==== Material ====

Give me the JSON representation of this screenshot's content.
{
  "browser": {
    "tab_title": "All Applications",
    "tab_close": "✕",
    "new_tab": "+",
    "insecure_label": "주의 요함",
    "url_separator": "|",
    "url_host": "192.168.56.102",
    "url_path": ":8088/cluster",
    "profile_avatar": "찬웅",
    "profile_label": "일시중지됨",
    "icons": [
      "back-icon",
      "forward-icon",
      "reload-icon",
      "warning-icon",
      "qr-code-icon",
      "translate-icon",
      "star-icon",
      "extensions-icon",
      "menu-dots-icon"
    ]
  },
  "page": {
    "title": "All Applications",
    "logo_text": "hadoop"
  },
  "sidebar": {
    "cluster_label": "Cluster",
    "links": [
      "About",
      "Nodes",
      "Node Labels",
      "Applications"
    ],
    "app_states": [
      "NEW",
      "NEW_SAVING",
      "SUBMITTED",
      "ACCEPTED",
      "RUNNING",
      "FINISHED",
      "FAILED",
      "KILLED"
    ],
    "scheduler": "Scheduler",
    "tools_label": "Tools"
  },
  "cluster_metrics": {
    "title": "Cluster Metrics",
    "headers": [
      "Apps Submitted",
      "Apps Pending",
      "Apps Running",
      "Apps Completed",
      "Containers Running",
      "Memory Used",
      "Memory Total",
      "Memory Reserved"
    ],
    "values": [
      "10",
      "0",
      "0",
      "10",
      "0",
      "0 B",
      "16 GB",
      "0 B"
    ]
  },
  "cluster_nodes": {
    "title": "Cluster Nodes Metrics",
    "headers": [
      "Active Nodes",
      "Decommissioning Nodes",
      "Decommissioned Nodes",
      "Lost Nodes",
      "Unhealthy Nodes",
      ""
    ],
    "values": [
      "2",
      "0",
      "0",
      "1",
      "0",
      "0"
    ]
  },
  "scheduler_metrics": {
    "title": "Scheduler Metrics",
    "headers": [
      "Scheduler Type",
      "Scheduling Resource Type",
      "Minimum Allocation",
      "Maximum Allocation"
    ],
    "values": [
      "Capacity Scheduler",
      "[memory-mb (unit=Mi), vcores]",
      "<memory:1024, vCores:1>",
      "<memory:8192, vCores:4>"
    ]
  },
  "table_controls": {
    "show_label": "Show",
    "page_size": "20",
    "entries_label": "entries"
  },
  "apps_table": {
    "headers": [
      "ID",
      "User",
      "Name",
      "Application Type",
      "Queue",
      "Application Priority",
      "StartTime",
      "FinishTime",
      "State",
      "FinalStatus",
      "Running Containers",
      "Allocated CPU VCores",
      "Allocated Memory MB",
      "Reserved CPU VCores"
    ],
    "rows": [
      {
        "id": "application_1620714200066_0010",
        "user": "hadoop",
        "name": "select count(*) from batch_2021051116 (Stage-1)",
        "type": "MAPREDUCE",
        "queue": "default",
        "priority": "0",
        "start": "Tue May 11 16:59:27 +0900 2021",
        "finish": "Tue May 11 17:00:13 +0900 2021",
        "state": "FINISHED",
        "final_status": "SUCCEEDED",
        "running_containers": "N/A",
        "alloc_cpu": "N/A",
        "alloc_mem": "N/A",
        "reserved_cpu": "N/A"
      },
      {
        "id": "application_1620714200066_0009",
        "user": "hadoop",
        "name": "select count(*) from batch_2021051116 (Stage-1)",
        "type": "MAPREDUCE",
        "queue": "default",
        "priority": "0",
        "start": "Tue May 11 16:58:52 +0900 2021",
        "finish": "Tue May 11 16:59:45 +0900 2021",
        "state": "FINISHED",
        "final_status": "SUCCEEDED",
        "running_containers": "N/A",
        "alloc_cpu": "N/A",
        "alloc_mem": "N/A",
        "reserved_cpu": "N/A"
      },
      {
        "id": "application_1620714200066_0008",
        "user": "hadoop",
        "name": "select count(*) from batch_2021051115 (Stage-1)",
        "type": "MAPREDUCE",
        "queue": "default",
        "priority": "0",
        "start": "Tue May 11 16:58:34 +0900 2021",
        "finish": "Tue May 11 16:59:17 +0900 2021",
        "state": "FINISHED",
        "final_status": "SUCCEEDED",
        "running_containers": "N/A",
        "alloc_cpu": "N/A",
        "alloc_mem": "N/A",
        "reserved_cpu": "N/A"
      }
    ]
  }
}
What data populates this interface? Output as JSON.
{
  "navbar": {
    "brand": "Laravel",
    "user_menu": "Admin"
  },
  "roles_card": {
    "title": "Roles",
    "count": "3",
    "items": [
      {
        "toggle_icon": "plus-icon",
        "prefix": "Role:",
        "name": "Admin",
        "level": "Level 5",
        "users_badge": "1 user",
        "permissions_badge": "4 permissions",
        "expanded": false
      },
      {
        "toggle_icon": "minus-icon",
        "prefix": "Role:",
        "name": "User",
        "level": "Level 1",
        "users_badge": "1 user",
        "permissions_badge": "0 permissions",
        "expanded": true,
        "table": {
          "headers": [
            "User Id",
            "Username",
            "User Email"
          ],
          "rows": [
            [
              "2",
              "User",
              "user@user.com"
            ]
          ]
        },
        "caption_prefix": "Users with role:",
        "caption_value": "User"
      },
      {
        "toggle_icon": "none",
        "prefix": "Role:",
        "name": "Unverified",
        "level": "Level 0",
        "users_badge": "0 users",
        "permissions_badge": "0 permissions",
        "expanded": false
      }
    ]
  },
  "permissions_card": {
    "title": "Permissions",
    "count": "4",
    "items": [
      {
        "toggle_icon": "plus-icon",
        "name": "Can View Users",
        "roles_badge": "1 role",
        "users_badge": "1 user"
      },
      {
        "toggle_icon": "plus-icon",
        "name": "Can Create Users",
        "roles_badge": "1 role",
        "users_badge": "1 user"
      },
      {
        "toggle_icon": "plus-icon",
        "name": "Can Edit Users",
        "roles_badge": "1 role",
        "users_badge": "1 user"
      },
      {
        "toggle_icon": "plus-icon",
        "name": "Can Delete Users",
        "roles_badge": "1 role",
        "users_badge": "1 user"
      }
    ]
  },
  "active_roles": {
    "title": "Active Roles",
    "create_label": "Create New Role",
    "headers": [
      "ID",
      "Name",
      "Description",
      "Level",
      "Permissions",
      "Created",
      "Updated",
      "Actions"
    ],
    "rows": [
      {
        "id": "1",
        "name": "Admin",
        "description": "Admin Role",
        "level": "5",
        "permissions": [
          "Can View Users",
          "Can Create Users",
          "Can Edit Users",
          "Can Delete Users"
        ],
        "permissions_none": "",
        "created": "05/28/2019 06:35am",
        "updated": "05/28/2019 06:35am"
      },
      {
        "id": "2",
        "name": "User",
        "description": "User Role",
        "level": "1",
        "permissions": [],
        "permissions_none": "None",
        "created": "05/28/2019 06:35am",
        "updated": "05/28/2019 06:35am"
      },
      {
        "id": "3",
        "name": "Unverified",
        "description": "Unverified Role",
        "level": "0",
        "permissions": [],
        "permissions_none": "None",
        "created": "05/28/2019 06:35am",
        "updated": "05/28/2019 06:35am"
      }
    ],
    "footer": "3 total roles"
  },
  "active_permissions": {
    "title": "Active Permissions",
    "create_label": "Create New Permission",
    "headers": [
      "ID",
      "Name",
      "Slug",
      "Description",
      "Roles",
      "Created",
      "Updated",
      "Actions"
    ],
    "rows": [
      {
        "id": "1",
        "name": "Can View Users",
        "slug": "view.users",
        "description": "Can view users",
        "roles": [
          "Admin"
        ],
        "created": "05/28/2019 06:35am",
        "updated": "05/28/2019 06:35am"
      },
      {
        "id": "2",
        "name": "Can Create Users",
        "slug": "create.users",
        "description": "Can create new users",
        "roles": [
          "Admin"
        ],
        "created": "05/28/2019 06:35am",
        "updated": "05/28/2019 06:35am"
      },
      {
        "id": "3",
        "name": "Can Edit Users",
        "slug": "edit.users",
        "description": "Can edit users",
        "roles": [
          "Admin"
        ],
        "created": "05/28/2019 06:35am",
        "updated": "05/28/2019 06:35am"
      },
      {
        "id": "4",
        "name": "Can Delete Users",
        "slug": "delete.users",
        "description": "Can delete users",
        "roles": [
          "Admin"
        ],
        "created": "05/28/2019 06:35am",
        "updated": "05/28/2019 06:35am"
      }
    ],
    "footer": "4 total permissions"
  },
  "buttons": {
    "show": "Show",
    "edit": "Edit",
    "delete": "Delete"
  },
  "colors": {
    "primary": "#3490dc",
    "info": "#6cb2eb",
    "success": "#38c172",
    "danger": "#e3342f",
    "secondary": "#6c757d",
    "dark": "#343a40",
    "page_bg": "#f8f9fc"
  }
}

====

### The task
Find every line with "count" in the listing and state how many there are, nothing else.

### Response to the exercise
5